__Short task__.
Check every line for the word "acteurs" and state how many lines have it. Reply with the number alone.

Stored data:
——

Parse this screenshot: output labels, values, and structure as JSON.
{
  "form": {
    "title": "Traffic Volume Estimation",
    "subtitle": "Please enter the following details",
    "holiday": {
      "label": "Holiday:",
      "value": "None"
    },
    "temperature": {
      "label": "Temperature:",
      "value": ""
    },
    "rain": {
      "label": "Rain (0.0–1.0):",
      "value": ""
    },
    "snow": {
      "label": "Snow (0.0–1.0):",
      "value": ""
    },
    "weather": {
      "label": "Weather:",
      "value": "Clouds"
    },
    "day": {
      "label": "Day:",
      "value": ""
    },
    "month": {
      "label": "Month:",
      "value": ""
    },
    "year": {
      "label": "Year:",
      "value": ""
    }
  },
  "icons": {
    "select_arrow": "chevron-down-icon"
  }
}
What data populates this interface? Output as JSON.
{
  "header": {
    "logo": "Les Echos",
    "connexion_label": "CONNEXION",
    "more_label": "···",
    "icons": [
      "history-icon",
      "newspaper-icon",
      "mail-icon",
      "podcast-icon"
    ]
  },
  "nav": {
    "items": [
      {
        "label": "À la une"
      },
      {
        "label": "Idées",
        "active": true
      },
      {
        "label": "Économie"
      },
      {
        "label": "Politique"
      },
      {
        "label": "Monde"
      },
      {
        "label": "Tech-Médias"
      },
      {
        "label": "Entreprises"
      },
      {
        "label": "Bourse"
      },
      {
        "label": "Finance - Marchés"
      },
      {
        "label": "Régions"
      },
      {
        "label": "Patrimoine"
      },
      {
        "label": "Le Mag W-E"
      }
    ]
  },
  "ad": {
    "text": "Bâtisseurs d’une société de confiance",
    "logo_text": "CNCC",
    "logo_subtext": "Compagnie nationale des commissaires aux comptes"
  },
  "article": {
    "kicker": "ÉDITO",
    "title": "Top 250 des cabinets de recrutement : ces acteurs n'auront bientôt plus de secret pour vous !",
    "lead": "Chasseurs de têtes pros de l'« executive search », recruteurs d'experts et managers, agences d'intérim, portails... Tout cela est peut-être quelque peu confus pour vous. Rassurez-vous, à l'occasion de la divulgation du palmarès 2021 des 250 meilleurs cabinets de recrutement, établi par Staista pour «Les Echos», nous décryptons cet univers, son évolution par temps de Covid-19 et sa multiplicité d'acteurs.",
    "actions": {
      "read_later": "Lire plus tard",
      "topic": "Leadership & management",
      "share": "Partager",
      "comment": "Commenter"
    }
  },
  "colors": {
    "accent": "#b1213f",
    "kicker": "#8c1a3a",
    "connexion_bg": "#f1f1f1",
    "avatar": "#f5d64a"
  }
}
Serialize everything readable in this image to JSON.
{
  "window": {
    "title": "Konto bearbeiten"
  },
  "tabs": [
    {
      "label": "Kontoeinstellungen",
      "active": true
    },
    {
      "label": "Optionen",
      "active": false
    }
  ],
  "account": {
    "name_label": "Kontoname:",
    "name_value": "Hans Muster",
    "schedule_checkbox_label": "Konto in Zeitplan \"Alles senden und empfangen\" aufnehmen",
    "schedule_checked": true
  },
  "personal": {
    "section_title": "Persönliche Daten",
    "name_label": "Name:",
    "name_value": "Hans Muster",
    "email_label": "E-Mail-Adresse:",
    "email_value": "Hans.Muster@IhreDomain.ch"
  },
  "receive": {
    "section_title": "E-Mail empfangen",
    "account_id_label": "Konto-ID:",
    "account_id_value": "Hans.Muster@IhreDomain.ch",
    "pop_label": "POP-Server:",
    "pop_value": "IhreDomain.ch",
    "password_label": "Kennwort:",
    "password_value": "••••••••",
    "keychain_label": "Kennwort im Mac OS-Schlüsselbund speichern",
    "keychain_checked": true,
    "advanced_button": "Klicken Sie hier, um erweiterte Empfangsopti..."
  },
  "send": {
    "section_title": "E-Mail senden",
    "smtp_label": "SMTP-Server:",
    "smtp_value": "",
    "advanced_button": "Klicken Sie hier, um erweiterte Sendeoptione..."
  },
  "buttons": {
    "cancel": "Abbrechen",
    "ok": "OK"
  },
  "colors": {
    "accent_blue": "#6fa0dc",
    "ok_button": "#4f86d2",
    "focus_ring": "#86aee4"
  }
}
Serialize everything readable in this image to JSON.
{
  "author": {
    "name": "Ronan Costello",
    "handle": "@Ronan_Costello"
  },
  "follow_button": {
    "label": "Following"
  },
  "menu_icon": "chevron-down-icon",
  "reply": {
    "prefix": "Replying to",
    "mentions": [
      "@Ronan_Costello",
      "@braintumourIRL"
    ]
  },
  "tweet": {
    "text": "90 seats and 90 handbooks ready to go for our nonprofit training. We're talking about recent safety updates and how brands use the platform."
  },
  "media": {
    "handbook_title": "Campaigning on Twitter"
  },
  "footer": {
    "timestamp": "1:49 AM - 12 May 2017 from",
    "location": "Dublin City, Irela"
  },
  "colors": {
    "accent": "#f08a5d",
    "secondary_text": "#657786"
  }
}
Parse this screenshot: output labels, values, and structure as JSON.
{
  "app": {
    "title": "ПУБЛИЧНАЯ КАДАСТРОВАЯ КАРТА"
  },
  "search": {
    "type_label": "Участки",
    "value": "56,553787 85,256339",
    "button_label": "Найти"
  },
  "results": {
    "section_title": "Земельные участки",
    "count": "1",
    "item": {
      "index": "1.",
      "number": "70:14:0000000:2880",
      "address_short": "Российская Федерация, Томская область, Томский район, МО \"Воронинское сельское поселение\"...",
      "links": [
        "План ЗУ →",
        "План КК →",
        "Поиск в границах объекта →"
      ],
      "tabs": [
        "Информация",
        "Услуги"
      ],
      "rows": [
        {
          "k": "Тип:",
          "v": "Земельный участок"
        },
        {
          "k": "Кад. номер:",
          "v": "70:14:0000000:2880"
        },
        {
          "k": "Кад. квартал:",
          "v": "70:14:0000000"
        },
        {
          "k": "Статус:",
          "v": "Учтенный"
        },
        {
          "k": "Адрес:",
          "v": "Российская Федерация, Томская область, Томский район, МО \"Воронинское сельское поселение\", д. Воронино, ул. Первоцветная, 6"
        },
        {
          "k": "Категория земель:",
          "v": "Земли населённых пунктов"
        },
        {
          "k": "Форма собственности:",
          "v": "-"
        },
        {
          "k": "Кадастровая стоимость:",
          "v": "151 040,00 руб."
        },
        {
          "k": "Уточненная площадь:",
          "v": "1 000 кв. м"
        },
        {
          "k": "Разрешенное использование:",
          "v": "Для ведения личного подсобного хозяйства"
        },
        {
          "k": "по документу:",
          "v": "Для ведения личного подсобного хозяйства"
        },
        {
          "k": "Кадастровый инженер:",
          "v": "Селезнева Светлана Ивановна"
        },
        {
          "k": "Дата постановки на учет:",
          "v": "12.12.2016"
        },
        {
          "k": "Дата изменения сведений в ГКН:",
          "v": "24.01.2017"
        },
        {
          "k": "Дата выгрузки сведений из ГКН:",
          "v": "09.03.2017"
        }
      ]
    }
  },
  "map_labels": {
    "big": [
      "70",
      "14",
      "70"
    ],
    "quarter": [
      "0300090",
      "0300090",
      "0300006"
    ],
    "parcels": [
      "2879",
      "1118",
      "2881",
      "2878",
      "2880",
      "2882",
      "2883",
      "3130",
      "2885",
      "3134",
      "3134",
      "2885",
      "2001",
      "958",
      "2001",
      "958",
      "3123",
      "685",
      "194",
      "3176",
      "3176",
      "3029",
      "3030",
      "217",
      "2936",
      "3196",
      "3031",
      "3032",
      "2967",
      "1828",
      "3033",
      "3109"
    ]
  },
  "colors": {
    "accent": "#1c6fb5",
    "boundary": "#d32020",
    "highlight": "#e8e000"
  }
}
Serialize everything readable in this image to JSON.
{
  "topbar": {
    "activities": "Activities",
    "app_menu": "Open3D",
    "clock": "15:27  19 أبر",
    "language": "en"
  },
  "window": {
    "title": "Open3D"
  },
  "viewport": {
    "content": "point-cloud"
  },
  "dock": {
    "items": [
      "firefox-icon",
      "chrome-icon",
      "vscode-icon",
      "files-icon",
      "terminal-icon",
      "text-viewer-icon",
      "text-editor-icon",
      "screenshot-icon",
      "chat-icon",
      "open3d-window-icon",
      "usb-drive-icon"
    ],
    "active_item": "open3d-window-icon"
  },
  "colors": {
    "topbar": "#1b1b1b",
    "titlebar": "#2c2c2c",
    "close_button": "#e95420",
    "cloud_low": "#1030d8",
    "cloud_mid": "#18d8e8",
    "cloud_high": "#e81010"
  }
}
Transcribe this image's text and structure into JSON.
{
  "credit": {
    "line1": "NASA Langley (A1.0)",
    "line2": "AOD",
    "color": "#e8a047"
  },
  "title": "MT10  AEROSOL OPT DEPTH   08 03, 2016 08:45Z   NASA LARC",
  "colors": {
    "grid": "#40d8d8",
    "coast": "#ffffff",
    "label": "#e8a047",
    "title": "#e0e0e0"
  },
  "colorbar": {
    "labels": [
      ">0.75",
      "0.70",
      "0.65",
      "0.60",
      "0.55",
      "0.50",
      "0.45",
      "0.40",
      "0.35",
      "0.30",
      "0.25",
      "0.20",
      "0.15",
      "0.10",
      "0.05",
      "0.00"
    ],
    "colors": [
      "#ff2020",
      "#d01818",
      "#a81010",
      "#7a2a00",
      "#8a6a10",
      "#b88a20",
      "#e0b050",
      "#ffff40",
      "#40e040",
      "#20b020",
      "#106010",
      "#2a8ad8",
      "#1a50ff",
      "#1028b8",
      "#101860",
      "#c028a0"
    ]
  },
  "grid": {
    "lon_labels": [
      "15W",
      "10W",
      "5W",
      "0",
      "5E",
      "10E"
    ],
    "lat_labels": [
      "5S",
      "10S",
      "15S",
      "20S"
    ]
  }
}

——

__Answer to the problem__.
2